- STATED GOAL
Filter these entries, keeping only lines that hold the word "Variance".

[Collected data entries]
———
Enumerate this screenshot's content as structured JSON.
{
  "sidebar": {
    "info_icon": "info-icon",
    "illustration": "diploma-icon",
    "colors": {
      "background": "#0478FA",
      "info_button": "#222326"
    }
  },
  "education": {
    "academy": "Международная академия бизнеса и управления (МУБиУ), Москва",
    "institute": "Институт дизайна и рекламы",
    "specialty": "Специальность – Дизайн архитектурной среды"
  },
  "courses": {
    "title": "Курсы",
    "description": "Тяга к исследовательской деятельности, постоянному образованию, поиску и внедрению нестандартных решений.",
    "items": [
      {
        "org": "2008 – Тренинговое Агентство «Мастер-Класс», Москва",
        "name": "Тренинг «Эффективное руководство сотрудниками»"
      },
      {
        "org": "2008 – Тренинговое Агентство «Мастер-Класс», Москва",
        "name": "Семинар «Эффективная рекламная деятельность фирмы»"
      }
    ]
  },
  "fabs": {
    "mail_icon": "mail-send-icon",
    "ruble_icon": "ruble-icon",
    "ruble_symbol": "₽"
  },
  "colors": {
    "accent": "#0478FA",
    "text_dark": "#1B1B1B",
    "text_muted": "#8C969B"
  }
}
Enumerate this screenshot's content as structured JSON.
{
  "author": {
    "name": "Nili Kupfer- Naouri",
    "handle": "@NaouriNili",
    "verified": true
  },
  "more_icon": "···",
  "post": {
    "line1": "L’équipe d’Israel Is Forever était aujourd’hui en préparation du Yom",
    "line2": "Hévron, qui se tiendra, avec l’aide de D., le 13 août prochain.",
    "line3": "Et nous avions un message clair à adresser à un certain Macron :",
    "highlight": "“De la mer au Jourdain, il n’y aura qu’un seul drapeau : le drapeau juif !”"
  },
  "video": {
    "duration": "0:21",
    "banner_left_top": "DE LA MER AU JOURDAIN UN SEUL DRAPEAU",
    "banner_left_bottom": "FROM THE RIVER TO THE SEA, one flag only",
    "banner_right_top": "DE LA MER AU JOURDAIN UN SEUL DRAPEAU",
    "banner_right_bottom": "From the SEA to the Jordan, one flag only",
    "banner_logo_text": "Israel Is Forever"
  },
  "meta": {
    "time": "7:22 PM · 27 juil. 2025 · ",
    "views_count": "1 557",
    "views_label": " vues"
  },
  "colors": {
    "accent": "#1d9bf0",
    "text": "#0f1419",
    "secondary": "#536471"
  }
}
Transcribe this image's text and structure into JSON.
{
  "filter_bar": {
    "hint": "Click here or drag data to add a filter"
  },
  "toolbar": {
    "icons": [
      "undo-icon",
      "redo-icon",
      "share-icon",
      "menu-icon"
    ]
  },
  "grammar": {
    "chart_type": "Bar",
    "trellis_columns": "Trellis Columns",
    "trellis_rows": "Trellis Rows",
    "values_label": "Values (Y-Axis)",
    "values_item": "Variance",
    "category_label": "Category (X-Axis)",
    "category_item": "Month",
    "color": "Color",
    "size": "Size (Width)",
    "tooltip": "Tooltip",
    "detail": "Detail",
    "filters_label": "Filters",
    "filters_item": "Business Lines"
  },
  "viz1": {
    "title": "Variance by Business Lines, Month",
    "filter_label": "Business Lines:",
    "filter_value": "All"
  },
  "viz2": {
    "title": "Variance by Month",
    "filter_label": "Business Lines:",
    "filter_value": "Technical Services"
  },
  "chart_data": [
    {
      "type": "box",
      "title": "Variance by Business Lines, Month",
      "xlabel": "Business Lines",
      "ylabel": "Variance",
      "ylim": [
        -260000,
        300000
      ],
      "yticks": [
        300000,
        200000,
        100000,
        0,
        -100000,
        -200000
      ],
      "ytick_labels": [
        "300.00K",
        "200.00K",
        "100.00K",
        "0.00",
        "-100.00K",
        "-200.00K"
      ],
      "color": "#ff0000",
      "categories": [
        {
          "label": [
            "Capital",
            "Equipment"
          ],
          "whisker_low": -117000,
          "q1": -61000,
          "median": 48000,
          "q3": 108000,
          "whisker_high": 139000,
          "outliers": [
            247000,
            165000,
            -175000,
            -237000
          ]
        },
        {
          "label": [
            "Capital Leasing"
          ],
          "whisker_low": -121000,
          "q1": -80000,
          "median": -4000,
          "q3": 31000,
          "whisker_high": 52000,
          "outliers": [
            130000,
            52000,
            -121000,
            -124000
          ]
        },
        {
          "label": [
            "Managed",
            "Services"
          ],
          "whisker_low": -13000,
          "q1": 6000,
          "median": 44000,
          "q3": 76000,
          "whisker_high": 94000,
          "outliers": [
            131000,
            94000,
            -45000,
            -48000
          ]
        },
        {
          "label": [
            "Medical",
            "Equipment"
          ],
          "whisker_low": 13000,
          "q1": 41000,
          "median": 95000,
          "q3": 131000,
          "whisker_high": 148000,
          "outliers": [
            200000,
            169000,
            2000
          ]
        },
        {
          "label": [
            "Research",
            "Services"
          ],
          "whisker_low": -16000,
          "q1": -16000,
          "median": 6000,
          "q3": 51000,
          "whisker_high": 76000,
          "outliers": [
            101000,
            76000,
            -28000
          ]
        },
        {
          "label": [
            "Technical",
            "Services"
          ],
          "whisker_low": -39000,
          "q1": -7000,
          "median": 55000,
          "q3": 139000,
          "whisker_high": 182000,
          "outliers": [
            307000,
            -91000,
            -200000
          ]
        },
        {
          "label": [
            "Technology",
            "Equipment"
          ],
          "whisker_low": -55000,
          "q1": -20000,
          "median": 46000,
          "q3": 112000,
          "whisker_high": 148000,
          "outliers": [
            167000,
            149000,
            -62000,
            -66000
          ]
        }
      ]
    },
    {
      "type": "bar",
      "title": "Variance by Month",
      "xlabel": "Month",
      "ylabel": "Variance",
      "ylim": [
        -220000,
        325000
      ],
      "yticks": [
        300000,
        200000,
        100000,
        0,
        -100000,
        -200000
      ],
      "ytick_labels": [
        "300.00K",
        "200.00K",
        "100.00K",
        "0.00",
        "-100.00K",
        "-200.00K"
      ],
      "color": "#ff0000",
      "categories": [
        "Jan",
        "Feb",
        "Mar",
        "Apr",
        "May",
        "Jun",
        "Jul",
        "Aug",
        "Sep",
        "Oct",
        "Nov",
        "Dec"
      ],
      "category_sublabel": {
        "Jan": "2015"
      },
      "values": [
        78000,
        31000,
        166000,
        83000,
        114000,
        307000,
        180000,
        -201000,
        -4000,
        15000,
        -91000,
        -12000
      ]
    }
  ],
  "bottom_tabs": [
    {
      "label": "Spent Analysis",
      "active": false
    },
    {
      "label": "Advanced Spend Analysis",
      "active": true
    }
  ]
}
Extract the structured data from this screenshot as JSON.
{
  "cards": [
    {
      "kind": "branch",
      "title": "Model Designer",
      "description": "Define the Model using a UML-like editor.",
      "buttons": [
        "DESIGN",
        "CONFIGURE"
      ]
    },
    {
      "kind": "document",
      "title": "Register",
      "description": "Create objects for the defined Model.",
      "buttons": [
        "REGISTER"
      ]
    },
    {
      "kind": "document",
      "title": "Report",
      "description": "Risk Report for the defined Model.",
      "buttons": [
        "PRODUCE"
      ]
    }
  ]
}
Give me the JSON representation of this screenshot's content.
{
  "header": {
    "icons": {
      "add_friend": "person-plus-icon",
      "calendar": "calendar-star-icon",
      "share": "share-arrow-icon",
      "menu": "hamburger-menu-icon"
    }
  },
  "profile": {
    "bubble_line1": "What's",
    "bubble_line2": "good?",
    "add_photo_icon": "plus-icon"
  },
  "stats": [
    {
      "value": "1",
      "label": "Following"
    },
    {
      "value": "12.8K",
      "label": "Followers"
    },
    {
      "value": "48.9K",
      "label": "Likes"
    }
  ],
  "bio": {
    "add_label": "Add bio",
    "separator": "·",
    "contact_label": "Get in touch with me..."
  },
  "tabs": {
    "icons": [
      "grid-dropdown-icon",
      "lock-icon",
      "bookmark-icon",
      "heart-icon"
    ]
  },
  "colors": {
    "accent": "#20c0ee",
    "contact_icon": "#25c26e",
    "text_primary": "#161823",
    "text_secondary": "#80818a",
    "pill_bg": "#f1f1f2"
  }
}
———
- ANSWER TO THE EXERCISE
    "values_item": "Variance",
    "title": "Variance by Business Lines, Month",
    "title": "Variance by Month",
      "title": "Variance by Business Lines, Month",
      "ylabel": "Variance",
      "title": "Variance by Month",
      "ylabel": "Variance",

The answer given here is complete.